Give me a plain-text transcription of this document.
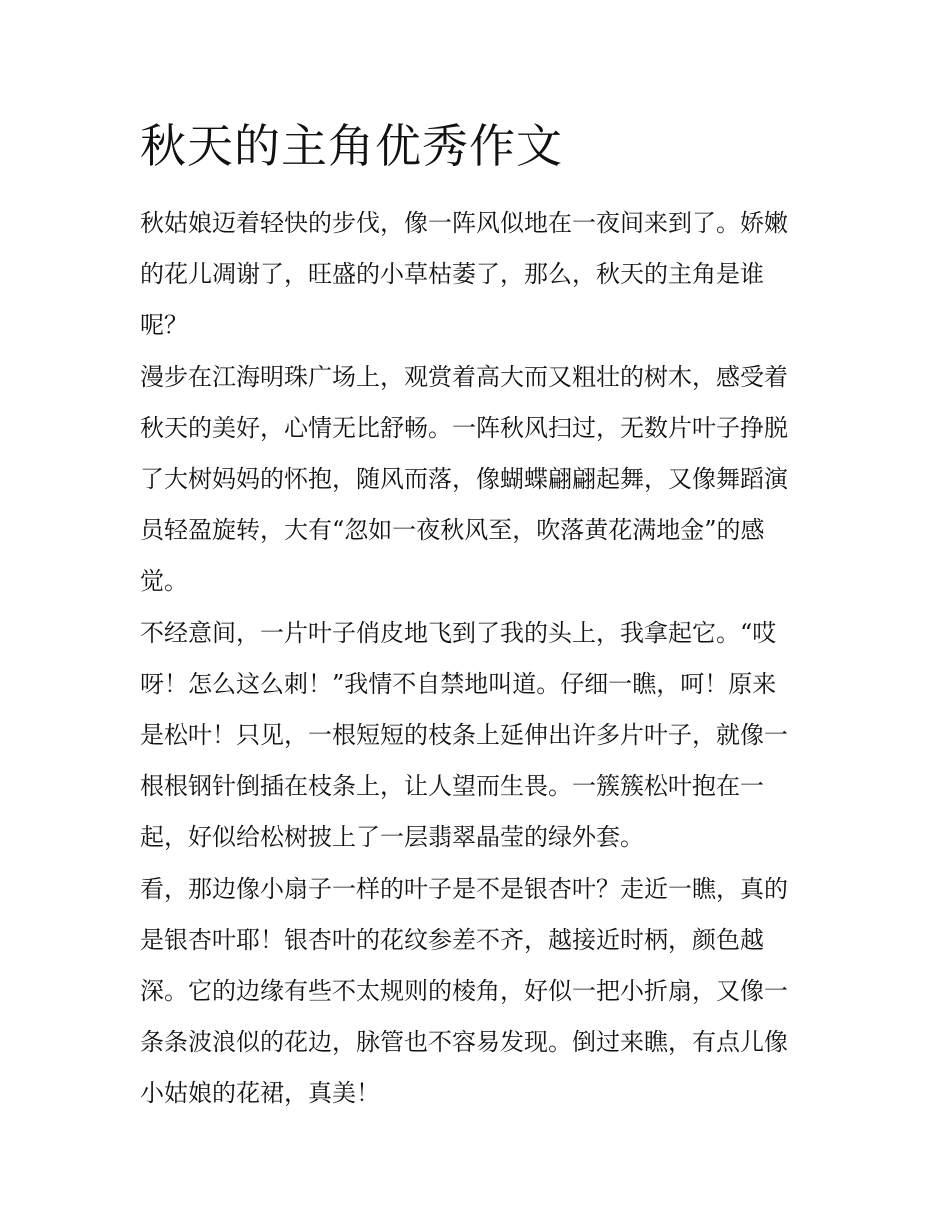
秋天的主角优秀作文

秋姑娘迈着轻快的步伐，像一阵风似地在一夜间来到了。娇嫩
的花儿凋谢了，旺盛的小草枯萎了，那么，秋天的主角是谁
呢？

漫步在江海明珠广场上，观赏着高大而又粗壮的树木，感受着
秋天的美好，心情无比舒畅。一阵秋风扫过，无数片叶子挣脱
了大树妈妈的怀抱，随风而落，像蝴蝶翩翩起舞，又像舞蹈演
员轻盈旋转，大有“忽如一夜秋风至，吹落黄花满地金”的感
觉。

不经意间，一片叶子俏皮地飞到了我的头上，我拿起它。“哎
呀！怎么这么刺！”我情不自禁地叫道。仔细一瞧，呵！原来
是松叶！只见，一根短短的枝条上延伸出许多片叶子，就像一
根根钢针倒插在枝条上，让人望而生畏。一簇簇松叶抱在一
起，好似给松树披上了一层翡翠晶莹的绿外套。

看，那边像小扇子一样的叶子是不是银杏叶？走近一瞧，真的
是银杏叶耶！银杏叶的花纹参差不齐，越接近时柄，颜色越
深。它的边缘有些不太规则的棱角，好似一把小折扇，又像一
条条波浪似的花边，脉管也不容易发现。倒过来瞧，有点儿像
小姑娘的花裙，真美！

##############################

_EXERCISE OBJECTIVE_
None of the pictures should appear; repeat the records exactly otherwise.

_FINAL RESULT_
Give me a plain-text transcription of this document.
秋天的主角优秀作文

秋姑娘迈着轻快的步伐，像一阵风似地在一夜间来到了。娇嫩
的花儿凋谢了，旺盛的小草枯萎了，那么，秋天的主角是谁
呢？

漫步在江海明珠广场上，观赏着高大而又粗壮的树木，感受着
秋天的美好，心情无比舒畅。一阵秋风扫过，无数片叶子挣脱
了大树妈妈的怀抱，随风而落，像蝴蝶翩翩起舞，又像舞蹈演
员轻盈旋转，大有“忽如一夜秋风至，吹落黄花满地金”的感
觉。

不经意间，一片叶子俏皮地飞到了我的头上，我拿起它。“哎
呀！怎么这么刺！”我情不自禁地叫道。仔细一瞧，呵！原来
是松叶！只见，一根短短的枝条上延伸出许多片叶子，就像一
根根钢针倒插在枝条上，让人望而生畏。一簇簇松叶抱在一
起，好似给松树披上了一层翡翠晶莹的绿外套。

看，那边像小扇子一样的叶子是不是银杏叶？走近一瞧，真的
是银杏叶耶！银杏叶的花纹参差不齐，越接近时柄，颜色越
深。它的边缘有些不太规则的棱角，好似一把小折扇，又像一
条条波浪似的花边，脉管也不容易发现。倒过来瞧，有点儿像
小姑娘的花裙，真美！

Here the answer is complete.